Request -
Reproduce the full listing below unchanged, apart from the pictures.

══════════

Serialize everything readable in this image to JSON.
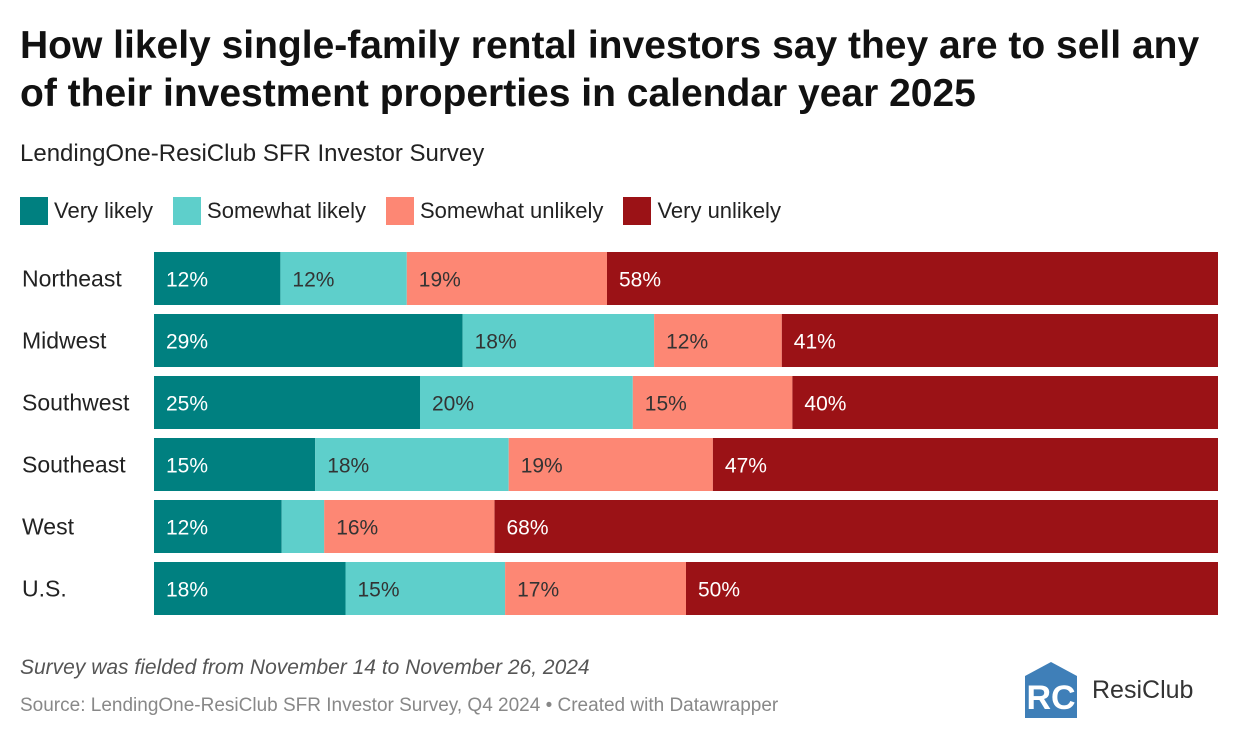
{
  "title": "How likely single-family rental investors say they are to sell any of their investment properties in calendar year 2025",
  "subtitle": "LendingOne-ResiClub SFR Investor Survey",
  "note": "Survey was fielded from November 14 to November 26, 2024",
  "source": "Source: LendingOne-ResiClub SFR Investor Survey, Q4 2024 • Created with Datawrapper",
  "logo": {
    "text": "ResiClub",
    "mark": "RC"
  },
  "chart_data": {
    "type": "bar",
    "orientation": "horizontal-stacked",
    "categories": [
      "Northeast",
      "Midwest",
      "Southwest",
      "Southeast",
      "West",
      "U.S."
    ],
    "value_labels_hidden": [
      [],
      [],
      [],
      [],
      [
        1
      ],
      []
    ],
    "series": [
      {
        "name": "Very likely",
        "color": "#008080",
        "values": [
          12,
          29,
          25,
          15,
          12,
          18
        ]
      },
      {
        "name": "Somewhat likely",
        "color": "#5ecfcb",
        "values": [
          12,
          18,
          20,
          18,
          4,
          15
        ]
      },
      {
        "name": "Somewhat unlikely",
        "color": "#fd8774",
        "values": [
          19,
          12,
          15,
          19,
          16,
          17
        ]
      },
      {
        "name": "Very unlikely",
        "color": "#9b1216",
        "values": [
          58,
          41,
          40,
          47,
          68,
          50
        ]
      }
    ],
    "value_suffix": "%",
    "legend": "top-left"
  }
}
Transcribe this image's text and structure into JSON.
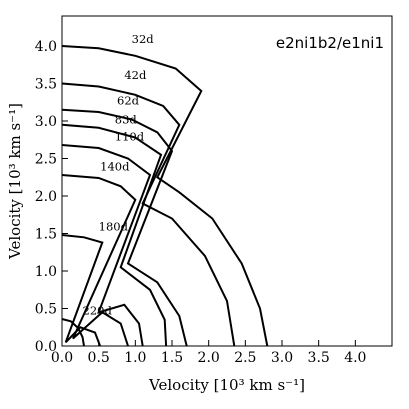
{
  "chart_data": {
    "type": "line",
    "panel_label": "e2ni1b2/e1ni1",
    "xlabel": "Velocity [10³ km s⁻¹]",
    "ylabel": "Velocity [10³ km s⁻¹]",
    "xlim": [
      0,
      4.5
    ],
    "ylim": [
      0,
      4.4
    ],
    "x_ticks": [
      "0.0",
      "0.5",
      "1.0",
      "1.5",
      "2.0",
      "2.5",
      "3.0",
      "3.5",
      "4.0"
    ],
    "y_ticks": [
      "0.0",
      "0.5",
      "1.0",
      "1.5",
      "2.0",
      "2.5",
      "3.0",
      "3.5",
      "4.0"
    ],
    "grid": false,
    "series": [
      {
        "name": "32d",
        "points": [
          [
            0,
            4.0
          ],
          [
            0.5,
            3.97
          ],
          [
            1.0,
            3.87
          ],
          [
            1.55,
            3.7
          ],
          [
            1.9,
            3.4
          ],
          [
            1.3,
            2.25
          ],
          [
            1.6,
            2.05
          ],
          [
            2.05,
            1.7
          ],
          [
            2.45,
            1.1
          ],
          [
            2.7,
            0.5
          ],
          [
            2.8,
            0
          ]
        ]
      },
      {
        "name": "42d",
        "points": [
          [
            0,
            3.5
          ],
          [
            0.5,
            3.46
          ],
          [
            1.0,
            3.35
          ],
          [
            1.38,
            3.2
          ],
          [
            1.6,
            2.95
          ],
          [
            1.1,
            1.9
          ],
          [
            1.5,
            1.7
          ],
          [
            1.95,
            1.2
          ],
          [
            2.25,
            0.6
          ],
          [
            2.35,
            0
          ]
        ]
      },
      {
        "name": "62d",
        "points": [
          [
            0,
            3.15
          ],
          [
            0.5,
            3.12
          ],
          [
            0.95,
            3.02
          ],
          [
            1.3,
            2.85
          ],
          [
            1.5,
            2.6
          ],
          [
            0.9,
            1.1
          ],
          [
            1.3,
            0.85
          ],
          [
            1.6,
            0.4
          ],
          [
            1.7,
            0
          ]
        ]
      },
      {
        "name": "83d",
        "points": [
          [
            0,
            2.95
          ],
          [
            0.5,
            2.91
          ],
          [
            1.0,
            2.78
          ],
          [
            1.35,
            2.55
          ],
          [
            0.8,
            1.05
          ],
          [
            1.2,
            0.75
          ],
          [
            1.4,
            0.35
          ],
          [
            1.42,
            0
          ]
        ]
      },
      {
        "name": "110d",
        "points": [
          [
            0,
            2.68
          ],
          [
            0.5,
            2.64
          ],
          [
            0.9,
            2.5
          ],
          [
            1.2,
            2.28
          ],
          [
            0.5,
            0.45
          ],
          [
            0.85,
            0.55
          ],
          [
            1.05,
            0.3
          ],
          [
            1.1,
            0
          ]
        ]
      },
      {
        "name": "140d",
        "points": [
          [
            0,
            2.28
          ],
          [
            0.5,
            2.24
          ],
          [
            0.8,
            2.13
          ],
          [
            1.0,
            1.95
          ],
          [
            0.15,
            0.1
          ],
          [
            0.55,
            0.45
          ],
          [
            0.8,
            0.3
          ],
          [
            0.9,
            0
          ]
        ]
      },
      {
        "name": "180d",
        "points": [
          [
            0,
            1.48
          ],
          [
            0.3,
            1.45
          ],
          [
            0.55,
            1.38
          ],
          [
            0.05,
            0.05
          ],
          [
            0.25,
            0.25
          ],
          [
            0.45,
            0.18
          ],
          [
            0.52,
            0
          ]
        ]
      },
      {
        "name": "220d",
        "points": [
          [
            0,
            0.36
          ],
          [
            0.12,
            0.33
          ],
          [
            0.22,
            0.24
          ],
          [
            0.28,
            0.12
          ],
          [
            0.3,
            0
          ]
        ]
      }
    ],
    "annotations": [
      {
        "text": "32d",
        "x": 0.95,
        "y": 4.0
      },
      {
        "text": "42d",
        "x": 0.85,
        "y": 3.52
      },
      {
        "text": "62d",
        "x": 0.75,
        "y": 3.18
      },
      {
        "text": "83d",
        "x": 0.72,
        "y": 2.93
      },
      {
        "text": "110d",
        "x": 0.72,
        "y": 2.7
      },
      {
        "text": "140d",
        "x": 0.52,
        "y": 2.3
      },
      {
        "text": "180d",
        "x": 0.5,
        "y": 1.5
      },
      {
        "text": "220d",
        "x": 0.28,
        "y": 0.38
      }
    ]
  }
}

══════════

Solution to this task -
Serialize everything readable in this image to JSON.
{
  "title": "How likely single-family rental investors say they are to sell any of their investment properties in calendar year 2025",
  "subtitle": "LendingOne-ResiClub SFR Investor Survey",
  "note": "Survey was fielded from November 14 to November 26, 2024",
  "source": "Source: LendingOne-ResiClub SFR Investor Survey, Q4 2024 • Created with Datawrapper",
  "logo": {
    "text": "ResiClub",
    "mark": "RC"
  },
  "chart_data": {
    "type": "bar",
    "orientation": "horizontal-stacked",
    "categories": [
      "Northeast",
      "Midwest",
      "Southwest",
      "Southeast",
      "West",
      "U.S."
    ],
    "value_labels_hidden": [
      [],
      [],
      [],
      [],
      [
        1
      ],
      []
    ],
    "series": [
      {
        "name": "Very likely",
        "color": "#008080",
        "values": [
          12,
          29,
          25,
          15,
          12,
          18
        ]
      },
      {
        "name": "Somewhat likely",
        "color": "#5ecfcb",
        "values": [
          12,
          18,
          20,
          18,
          4,
          15
        ]
      },
      {
        "name": "Somewhat unlikely",
        "color": "#fd8774",
        "values": [
          19,
          12,
          15,
          19,
          16,
          17
        ]
      },
      {
        "name": "Very unlikely",
        "color": "#9b1216",
        "values": [
          58,
          41,
          40,
          47,
          68,
          50
        ]
      }
    ],
    "value_suffix": "%",
    "legend": "top-left"
  }
}
Transcribe this image's text and structure into JSON.
{
  "chart_data": {
    "type": "line",
    "panel_label": "e2ni1b2/e1ni1",
    "xlabel": "Velocity [10³ km s⁻¹]",
    "ylabel": "Velocity [10³ km s⁻¹]",
    "xlim": [
      0,
      4.5
    ],
    "ylim": [
      0,
      4.4
    ],
    "x_ticks": [
      "0.0",
      "0.5",
      "1.0",
      "1.5",
      "2.0",
      "2.5",
      "3.0",
      "3.5",
      "4.0"
    ],
    "y_ticks": [
      "0.0",
      "0.5",
      "1.0",
      "1.5",
      "2.0",
      "2.5",
      "3.0",
      "3.5",
      "4.0"
    ],
    "grid": false,
    "series": [
      {
        "name": "32d",
        "points": [
          [
            0,
            4.0
          ],
          [
            0.5,
            3.97
          ],
          [
            1.0,
            3.87
          ],
          [
            1.55,
            3.7
          ],
          [
            1.9,
            3.4
          ],
          [
            1.3,
            2.25
          ],
          [
            1.6,
            2.05
          ],
          [
            2.05,
            1.7
          ],
          [
            2.45,
            1.1
          ],
          [
            2.7,
            0.5
          ],
          [
            2.8,
            0
          ]
        ]
      },
      {
        "name": "42d",
        "points": [
          [
            0,
            3.5
          ],
          [
            0.5,
            3.46
          ],
          [
            1.0,
            3.35
          ],
          [
            1.38,
            3.2
          ],
          [
            1.6,
            2.95
          ],
          [
            1.1,
            1.9
          ],
          [
            1.5,
            1.7
          ],
          [
            1.95,
            1.2
          ],
          [
            2.25,
            0.6
          ],
          [
            2.35,
            0
          ]
        ]
      },
      {
        "name": "62d",
        "points": [
          [
            0,
            3.15
          ],
          [
            0.5,
            3.12
          ],
          [
            0.95,
            3.02
          ],
          [
            1.3,
            2.85
          ],
          [
            1.5,
            2.6
          ],
          [
            0.9,
            1.1
          ],
          [
            1.3,
            0.85
          ],
          [
            1.6,
            0.4
          ],
          [
            1.7,
            0
          ]
        ]
      },
      {
        "name": "83d",
        "points": [
          [
            0,
            2.95
          ],
          [
            0.5,
            2.91
          ],
          [
            1.0,
            2.78
          ],
          [
            1.35,
            2.55
          ],
          [
            0.8,
            1.05
          ],
          [
            1.2,
            0.75
          ],
          [
            1.4,
            0.35
          ],
          [
            1.42,
            0
          ]
        ]
      },
      {
        "name": "110d",
        "points": [
          [
            0,
            2.68
          ],
          [
            0.5,
            2.64
          ],
          [
            0.9,
            2.5
          ],
          [
            1.2,
            2.28
          ],
          [
            0.5,
            0.45
          ],
          [
            0.85,
            0.55
          ],
          [
            1.05,
            0.3
          ],
          [
            1.1,
            0
          ]
        ]
      },
      {
        "name": "140d",
        "points": [
          [
            0,
            2.28
          ],
          [
            0.5,
            2.24
          ],
          [
            0.8,
            2.13
          ],
          [
            1.0,
            1.95
          ],
          [
            0.15,
            0.1
          ],
          [
            0.55,
            0.45
          ],
          [
            0.8,
            0.3
          ],
          [
            0.9,
            0
          ]
        ]
      },
      {
        "name": "180d",
        "points": [
          [
            0,
            1.48
          ],
          [
            0.3,
            1.45
          ],
          [
            0.55,
            1.38
          ],
          [
            0.05,
            0.05
          ],
          [
            0.25,
            0.25
          ],
          [
            0.45,
            0.18
          ],
          [
            0.52,
            0
          ]
        ]
      },
      {
        "name": "220d",
        "points": [
          [
            0,
            0.36
          ],
          [
            0.12,
            0.33
          ],
          [
            0.22,
            0.24
          ],
          [
            0.28,
            0.12
          ],
          [
            0.3,
            0
          ]
        ]
      }
    ],
    "annotations": [
      {
        "text": "32d",
        "x": 0.95,
        "y": 4.0
      },
      {
        "text": "42d",
        "x": 0.85,
        "y": 3.52
      },
      {
        "text": "62d",
        "x": 0.75,
        "y": 3.18
      },
      {
        "text": "83d",
        "x": 0.72,
        "y": 2.93
      },
      {
        "text": "110d",
        "x": 0.72,
        "y": 2.7
      },
      {
        "text": "140d",
        "x": 0.52,
        "y": 2.3
      },
      {
        "text": "180d",
        "x": 0.5,
        "y": 1.5
      },
      {
        "text": "220d",
        "x": 0.28,
        "y": 0.38
      }
    ]
  }
}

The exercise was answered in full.